-- Task description --
State the number of lines that hold the string "screenshot", with nothing added.

-- Extracted records --
★ ★ ★ ★ ★ ★ ★

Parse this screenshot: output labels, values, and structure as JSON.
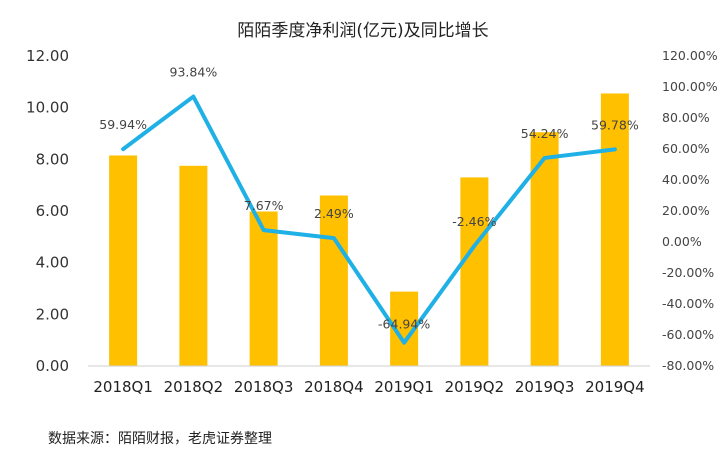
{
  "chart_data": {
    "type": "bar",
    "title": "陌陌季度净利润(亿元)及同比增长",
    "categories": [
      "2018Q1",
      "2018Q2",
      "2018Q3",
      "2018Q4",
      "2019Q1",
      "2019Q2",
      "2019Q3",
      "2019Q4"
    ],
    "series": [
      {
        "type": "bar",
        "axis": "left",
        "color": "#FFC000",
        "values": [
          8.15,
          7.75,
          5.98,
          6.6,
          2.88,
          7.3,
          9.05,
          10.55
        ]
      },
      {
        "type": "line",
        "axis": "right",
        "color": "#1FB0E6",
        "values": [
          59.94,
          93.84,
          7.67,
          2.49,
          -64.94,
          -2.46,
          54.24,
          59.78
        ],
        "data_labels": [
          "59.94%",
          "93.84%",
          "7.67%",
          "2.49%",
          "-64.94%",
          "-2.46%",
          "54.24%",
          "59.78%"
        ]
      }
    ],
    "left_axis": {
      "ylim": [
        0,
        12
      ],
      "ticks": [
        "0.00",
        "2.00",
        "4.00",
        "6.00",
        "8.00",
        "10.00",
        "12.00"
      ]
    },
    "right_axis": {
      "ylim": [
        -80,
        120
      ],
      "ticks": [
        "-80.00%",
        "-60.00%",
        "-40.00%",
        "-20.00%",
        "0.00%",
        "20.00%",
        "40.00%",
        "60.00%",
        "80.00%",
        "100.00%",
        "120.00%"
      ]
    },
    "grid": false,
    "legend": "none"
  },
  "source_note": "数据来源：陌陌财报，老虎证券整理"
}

★ ★ ★ ★ ★ ★ ★

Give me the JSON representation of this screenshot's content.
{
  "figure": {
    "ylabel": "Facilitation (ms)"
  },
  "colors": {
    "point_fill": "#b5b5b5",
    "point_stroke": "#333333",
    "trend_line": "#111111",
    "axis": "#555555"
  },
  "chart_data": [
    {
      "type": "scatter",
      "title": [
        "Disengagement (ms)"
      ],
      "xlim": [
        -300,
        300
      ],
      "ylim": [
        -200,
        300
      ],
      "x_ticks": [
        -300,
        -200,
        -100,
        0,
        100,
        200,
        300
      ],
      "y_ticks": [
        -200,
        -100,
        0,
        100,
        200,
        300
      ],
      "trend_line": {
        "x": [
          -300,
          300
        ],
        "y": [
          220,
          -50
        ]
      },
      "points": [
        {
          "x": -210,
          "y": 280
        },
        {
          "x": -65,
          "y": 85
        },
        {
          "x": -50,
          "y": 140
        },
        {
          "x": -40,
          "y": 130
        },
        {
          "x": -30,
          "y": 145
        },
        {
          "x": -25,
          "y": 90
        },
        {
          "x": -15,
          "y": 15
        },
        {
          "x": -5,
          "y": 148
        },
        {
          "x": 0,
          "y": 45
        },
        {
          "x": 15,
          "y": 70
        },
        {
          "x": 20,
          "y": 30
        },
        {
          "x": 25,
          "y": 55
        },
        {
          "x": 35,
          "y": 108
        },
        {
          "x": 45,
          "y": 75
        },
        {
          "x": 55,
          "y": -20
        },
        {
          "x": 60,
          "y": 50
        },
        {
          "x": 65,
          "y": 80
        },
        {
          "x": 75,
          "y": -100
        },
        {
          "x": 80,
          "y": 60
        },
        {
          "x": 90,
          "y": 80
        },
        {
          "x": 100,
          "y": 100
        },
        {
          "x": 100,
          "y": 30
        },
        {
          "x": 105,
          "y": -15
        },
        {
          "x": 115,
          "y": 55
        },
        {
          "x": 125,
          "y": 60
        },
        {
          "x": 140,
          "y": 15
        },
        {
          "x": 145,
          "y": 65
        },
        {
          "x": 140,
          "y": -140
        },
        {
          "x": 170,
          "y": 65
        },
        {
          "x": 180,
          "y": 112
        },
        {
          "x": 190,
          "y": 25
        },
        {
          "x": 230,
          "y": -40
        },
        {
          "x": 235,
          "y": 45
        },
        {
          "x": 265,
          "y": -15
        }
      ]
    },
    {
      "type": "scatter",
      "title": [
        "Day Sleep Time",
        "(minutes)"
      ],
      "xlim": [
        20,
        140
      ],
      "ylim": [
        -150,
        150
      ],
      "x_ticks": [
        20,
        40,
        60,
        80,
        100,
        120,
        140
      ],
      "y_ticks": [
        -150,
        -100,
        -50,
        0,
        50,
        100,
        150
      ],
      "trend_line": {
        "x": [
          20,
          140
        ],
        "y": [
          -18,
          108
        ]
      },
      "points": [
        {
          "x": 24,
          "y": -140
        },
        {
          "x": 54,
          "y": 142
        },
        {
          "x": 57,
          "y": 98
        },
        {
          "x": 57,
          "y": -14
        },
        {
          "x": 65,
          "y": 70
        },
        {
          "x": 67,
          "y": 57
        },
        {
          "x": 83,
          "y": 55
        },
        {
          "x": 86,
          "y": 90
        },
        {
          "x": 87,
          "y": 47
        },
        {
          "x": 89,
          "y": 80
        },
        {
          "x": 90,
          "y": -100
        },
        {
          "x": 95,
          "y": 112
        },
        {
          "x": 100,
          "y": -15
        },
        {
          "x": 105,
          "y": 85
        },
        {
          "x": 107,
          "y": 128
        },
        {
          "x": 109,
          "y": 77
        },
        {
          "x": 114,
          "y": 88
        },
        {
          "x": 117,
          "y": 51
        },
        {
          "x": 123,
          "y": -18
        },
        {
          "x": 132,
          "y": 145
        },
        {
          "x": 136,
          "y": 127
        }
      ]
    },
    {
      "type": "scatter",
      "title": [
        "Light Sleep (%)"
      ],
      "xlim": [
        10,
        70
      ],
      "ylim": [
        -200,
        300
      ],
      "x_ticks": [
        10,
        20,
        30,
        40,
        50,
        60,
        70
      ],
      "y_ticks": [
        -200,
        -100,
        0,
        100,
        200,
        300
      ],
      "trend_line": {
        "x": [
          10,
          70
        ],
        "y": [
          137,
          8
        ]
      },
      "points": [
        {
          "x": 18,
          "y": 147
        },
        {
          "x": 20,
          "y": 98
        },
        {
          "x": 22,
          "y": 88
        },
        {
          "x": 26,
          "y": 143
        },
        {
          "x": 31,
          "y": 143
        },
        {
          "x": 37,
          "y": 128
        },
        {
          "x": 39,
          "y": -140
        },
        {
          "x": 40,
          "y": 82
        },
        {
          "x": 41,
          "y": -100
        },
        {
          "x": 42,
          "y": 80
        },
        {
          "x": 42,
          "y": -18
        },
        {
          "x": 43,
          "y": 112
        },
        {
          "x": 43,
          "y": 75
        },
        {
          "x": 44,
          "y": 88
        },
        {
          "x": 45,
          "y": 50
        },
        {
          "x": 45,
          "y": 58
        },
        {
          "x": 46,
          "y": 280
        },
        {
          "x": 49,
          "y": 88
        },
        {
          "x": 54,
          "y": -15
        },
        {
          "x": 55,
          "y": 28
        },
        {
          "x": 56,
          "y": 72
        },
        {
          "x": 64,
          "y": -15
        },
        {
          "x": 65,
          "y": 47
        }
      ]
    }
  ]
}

★ ★ ★ ★ ★ ★ ★

-- Response to this exercise --
2